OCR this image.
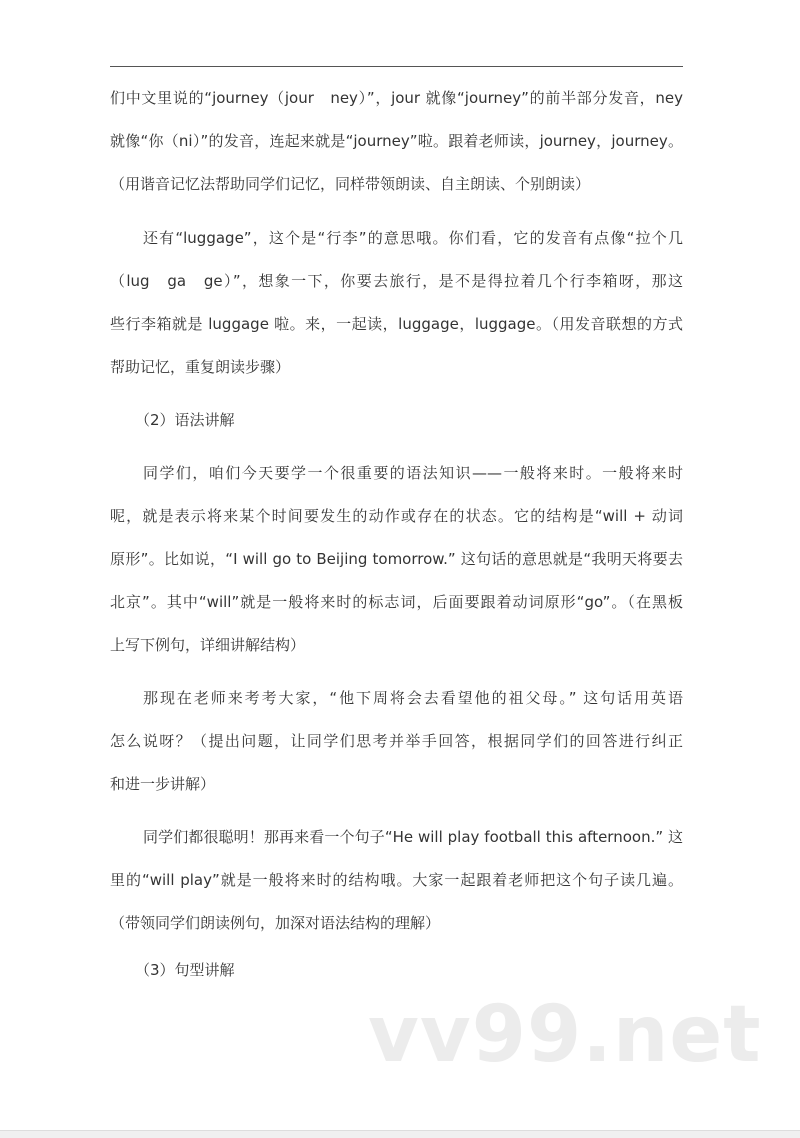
们中文里说的“journey（jour　ney）”，jour 就像“journey”的前半部分发音，ney
就像“你（ni）”的发音，连起来就是“journey”啦。跟着老师读，journey，journey。
（用谐音记忆法帮助同学们记忆，同样带领朗读、自主朗读、个别朗读）
还有“luggage”，这个是“行李”的意思哦。你们看，它的发音有点像“拉个几
（lug　ga　ge）”，想象一下，你要去旅行，是不是得拉着几个行李箱呀，那这
些行李箱就是 luggage 啦。来，一起读，luggage，luggage。（用发音联想的方式
帮助记忆，重复朗读步骤）
（2）语法讲解
同学们，咱们今天要学一个很重要的语法知识——一般将来时。一般将来时
呢，就是表示将来某个时间要发生的动作或存在的状态。它的结构是“will + 动词
原形”。比如说，“I will go to Beijing tomorrow.” 这句话的意思就是“我明天将要去
北京”。其中“will”就是一般将来时的标志词，后面要跟着动词原形“go”。（在黑板
上写下例句，详细讲解结构）
那现在老师来考考大家，“他下周将会去看望他的祖父母。” 这句话用英语
怎么说呀？（提出问题，让同学们思考并举手回答，根据同学们的回答进行纠正
和进一步讲解）
同学们都很聪明！那再来看一个句子“He will play football this afternoon.” 这
里的“will play”就是一般将来时的结构哦。大家一起跟着老师把这个句子读几遍。
（带领同学们朗读例句，加深对语法结构的理解）
（3）句型讲解
vv99.net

----

> _THE EXERCISE_
Without the pictures, restate all the entries above exactly.

> _RESPONSE TO THE EXERCISE_
OCR this image.
们中文里说的“journey（jour　ney）”，jour 就像“journey”的前半部分发音，ney
就像“你（ni）”的发音，连起来就是“journey”啦。跟着老师读，journey，journey。
（用谐音记忆法帮助同学们记忆，同样带领朗读、自主朗读、个别朗读）
还有“luggage”，这个是“行李”的意思哦。你们看，它的发音有点像“拉个几
（lug　ga　ge）”，想象一下，你要去旅行，是不是得拉着几个行李箱呀，那这
些行李箱就是 luggage 啦。来，一起读，luggage，luggage。（用发音联想的方式
帮助记忆，重复朗读步骤）
（2）语法讲解
同学们，咱们今天要学一个很重要的语法知识——一般将来时。一般将来时
呢，就是表示将来某个时间要发生的动作或存在的状态。它的结构是“will + 动词
原形”。比如说，“I will go to Beijing tomorrow.” 这句话的意思就是“我明天将要去
北京”。其中“will”就是一般将来时的标志词，后面要跟着动词原形“go”。（在黑板
上写下例句，详细讲解结构）
那现在老师来考考大家，“他下周将会去看望他的祖父母。” 这句话用英语
怎么说呀？（提出问题，让同学们思考并举手回答，根据同学们的回答进行纠正
和进一步讲解）
同学们都很聪明！那再来看一个句子“He will play football this afternoon.” 这
里的“will play”就是一般将来时的结构哦。大家一起跟着老师把这个句子读几遍。
（带领同学们朗读例句，加深对语法结构的理解）
（3）句型讲解
vv99.net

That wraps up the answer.